Extracted entries:
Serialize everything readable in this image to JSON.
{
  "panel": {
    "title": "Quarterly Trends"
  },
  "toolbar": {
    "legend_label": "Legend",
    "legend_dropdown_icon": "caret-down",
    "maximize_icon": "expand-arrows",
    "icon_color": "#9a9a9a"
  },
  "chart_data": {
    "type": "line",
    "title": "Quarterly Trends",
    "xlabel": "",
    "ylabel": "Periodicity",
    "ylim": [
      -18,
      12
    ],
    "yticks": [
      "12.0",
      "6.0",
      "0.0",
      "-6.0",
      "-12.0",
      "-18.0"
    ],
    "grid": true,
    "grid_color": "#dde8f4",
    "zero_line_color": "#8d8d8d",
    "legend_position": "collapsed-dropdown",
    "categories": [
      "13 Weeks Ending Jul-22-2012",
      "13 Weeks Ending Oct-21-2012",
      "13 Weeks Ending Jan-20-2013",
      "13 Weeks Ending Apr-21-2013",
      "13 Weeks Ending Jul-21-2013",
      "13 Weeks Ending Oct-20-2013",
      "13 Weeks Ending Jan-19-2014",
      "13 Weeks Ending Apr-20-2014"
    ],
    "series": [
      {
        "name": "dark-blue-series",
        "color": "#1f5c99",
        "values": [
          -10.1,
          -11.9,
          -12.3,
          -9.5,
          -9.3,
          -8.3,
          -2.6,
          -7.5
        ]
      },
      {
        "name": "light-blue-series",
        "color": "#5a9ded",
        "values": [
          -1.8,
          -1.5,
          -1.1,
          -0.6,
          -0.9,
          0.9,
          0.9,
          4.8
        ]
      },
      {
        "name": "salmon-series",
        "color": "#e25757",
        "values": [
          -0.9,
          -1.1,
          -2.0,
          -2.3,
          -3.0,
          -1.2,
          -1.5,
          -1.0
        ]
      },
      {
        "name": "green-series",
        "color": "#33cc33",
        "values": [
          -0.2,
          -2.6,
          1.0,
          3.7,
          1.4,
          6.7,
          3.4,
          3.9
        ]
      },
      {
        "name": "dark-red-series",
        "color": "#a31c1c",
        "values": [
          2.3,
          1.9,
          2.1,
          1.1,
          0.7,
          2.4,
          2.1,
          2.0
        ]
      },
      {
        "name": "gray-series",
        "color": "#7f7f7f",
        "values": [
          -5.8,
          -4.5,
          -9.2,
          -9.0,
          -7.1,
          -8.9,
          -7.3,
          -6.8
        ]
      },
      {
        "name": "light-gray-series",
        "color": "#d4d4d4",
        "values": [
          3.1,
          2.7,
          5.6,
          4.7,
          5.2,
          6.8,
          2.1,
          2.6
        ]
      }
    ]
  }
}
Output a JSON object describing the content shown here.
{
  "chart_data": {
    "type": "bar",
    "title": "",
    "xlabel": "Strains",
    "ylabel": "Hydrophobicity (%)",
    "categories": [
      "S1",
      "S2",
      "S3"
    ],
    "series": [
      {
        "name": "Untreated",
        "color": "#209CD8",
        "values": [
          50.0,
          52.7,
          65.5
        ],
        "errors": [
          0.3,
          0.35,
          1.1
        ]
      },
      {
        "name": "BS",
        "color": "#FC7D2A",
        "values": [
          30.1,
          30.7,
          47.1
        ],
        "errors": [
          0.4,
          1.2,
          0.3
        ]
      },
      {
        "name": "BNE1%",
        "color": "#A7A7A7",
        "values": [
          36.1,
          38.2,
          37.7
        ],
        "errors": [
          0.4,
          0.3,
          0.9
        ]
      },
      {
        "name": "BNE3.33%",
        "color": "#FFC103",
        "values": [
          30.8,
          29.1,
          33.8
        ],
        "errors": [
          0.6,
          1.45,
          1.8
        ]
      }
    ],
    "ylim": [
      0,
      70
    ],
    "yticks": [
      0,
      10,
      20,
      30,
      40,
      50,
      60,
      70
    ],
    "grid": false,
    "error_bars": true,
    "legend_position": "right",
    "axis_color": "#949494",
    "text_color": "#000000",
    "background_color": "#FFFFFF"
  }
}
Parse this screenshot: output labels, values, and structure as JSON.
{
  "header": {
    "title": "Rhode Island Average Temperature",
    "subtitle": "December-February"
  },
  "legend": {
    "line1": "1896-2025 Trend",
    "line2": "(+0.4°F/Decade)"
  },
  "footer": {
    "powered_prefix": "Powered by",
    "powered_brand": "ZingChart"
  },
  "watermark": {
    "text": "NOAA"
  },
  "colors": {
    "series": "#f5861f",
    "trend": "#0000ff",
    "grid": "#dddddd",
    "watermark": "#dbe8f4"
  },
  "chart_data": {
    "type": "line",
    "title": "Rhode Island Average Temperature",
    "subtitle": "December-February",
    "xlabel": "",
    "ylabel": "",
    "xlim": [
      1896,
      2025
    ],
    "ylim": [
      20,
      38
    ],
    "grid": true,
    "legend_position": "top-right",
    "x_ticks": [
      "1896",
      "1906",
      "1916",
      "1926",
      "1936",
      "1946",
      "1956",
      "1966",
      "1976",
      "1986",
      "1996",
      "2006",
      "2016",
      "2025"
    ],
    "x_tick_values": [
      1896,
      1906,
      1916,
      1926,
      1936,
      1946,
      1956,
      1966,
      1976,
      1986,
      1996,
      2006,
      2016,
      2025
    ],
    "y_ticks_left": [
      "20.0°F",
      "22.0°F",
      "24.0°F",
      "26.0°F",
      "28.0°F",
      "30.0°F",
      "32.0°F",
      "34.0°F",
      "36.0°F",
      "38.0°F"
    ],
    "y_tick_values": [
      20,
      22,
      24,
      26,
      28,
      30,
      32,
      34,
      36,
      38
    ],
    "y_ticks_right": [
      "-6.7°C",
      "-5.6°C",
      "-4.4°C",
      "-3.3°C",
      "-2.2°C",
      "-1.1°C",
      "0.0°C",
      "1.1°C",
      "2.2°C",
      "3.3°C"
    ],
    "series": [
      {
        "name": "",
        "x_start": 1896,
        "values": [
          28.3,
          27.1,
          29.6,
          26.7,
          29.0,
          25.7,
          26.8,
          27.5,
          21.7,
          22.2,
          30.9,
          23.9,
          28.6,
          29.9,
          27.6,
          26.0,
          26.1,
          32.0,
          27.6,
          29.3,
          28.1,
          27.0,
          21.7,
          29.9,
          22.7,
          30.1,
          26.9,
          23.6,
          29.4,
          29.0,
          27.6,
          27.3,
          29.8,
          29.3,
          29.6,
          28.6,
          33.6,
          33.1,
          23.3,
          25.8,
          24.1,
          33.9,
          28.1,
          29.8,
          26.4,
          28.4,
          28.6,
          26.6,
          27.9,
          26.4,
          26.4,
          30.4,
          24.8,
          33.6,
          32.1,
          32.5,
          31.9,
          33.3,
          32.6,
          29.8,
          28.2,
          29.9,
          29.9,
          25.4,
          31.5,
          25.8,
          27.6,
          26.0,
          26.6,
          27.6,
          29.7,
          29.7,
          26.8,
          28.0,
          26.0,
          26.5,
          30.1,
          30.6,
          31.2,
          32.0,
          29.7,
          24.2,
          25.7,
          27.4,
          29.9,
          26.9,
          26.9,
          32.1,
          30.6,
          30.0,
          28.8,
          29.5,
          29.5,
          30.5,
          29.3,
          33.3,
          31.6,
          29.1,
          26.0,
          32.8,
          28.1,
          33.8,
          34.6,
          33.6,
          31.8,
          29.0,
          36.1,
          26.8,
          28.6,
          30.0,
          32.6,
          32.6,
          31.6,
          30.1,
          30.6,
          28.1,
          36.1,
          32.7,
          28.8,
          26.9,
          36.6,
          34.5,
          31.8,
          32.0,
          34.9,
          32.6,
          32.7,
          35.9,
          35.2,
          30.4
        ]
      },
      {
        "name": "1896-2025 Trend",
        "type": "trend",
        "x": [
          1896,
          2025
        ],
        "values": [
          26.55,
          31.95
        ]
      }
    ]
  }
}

Task directions:
Search the records for the word "dark". Copy every line that has it.

Task output:
        "name": "dark-blue-series",
        "name": "dark-red-series",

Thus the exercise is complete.